CHALLENGE
Transcribe the records below in full; pictures stay out of the copy.

INPUT
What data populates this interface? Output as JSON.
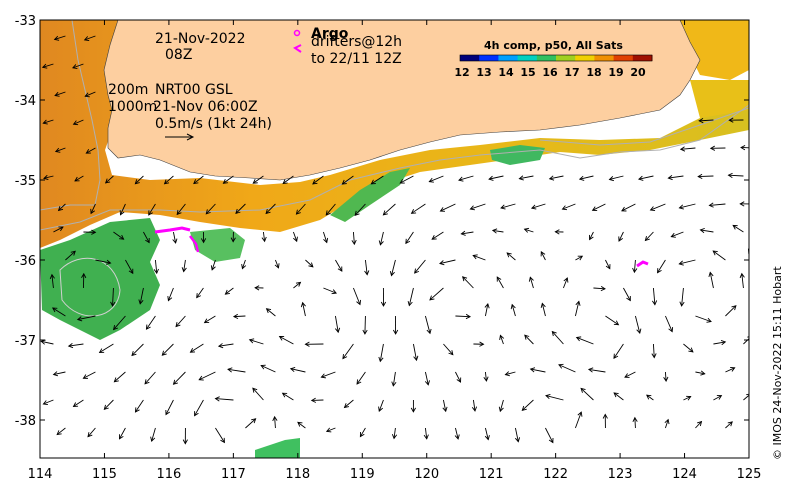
{
  "map": {
    "annotations": {
      "date": "21-Nov-2022",
      "time": "08Z",
      "contour_200": "200m",
      "contour_1000": "1000m",
      "source": "NRT00 GSL",
      "valid": "21-Nov 06:00Z",
      "scale": "0.5m/s (1kt 24h)",
      "argo": "Argo",
      "drifters": "drifters@12h",
      "drifters_to": "to 22/11 12Z"
    },
    "colorbar": {
      "title": "4h comp, p50, All Sats",
      "ticks": [
        "12",
        "13",
        "14",
        "15",
        "16",
        "17",
        "18",
        "19",
        "20"
      ],
      "colors": [
        "#00007a",
        "#0030ff",
        "#00a0ff",
        "#00d0c0",
        "#30c060",
        "#a0d020",
        "#f0d000",
        "#f09000",
        "#e04000",
        "#a01000"
      ]
    },
    "axes": {
      "x_ticks": [
        "114",
        "115",
        "116",
        "117",
        "118",
        "119",
        "120",
        "121",
        "122",
        "123",
        "124",
        "125"
      ],
      "y_ticks": [
        "-33",
        "-34",
        "-35",
        "-36",
        "-37",
        "-38"
      ]
    },
    "credit": "© IMOS 24-Nov-2022 15:11 Hobart",
    "colors": {
      "land": "#fdcfa0",
      "contour": "#b0b0b0",
      "drifter": "#ff00ff"
    }
  }
}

THE SOLUTION
What data populates this interface? Output as JSON.
{
  "map": {
    "annotations": {
      "date": "21-Nov-2022",
      "time": "08Z",
      "contour_200": "200m",
      "contour_1000": "1000m",
      "source": "NRT00 GSL",
      "valid": "21-Nov 06:00Z",
      "scale": "0.5m/s (1kt 24h)",
      "argo": "Argo",
      "drifters": "drifters@12h",
      "drifters_to": "to 22/11 12Z"
    },
    "colorbar": {
      "title": "4h comp, p50, All Sats",
      "ticks": [
        "12",
        "13",
        "14",
        "15",
        "16",
        "17",
        "18",
        "19",
        "20"
      ],
      "colors": [
        "#00007a",
        "#0030ff",
        "#00a0ff",
        "#00d0c0",
        "#30c060",
        "#a0d020",
        "#f0d000",
        "#f09000",
        "#e04000",
        "#a01000"
      ]
    },
    "axes": {
      "x_ticks": [
        "114",
        "115",
        "116",
        "117",
        "118",
        "119",
        "120",
        "121",
        "122",
        "123",
        "124",
        "125"
      ],
      "y_ticks": [
        "-33",
        "-34",
        "-35",
        "-36",
        "-37",
        "-38"
      ]
    },
    "credit": "© IMOS 24-Nov-2022 15:11 Hobart",
    "colors": {
      "land": "#fdcfa0",
      "contour": "#b0b0b0",
      "drifter": "#ff00ff"
    }
  }
}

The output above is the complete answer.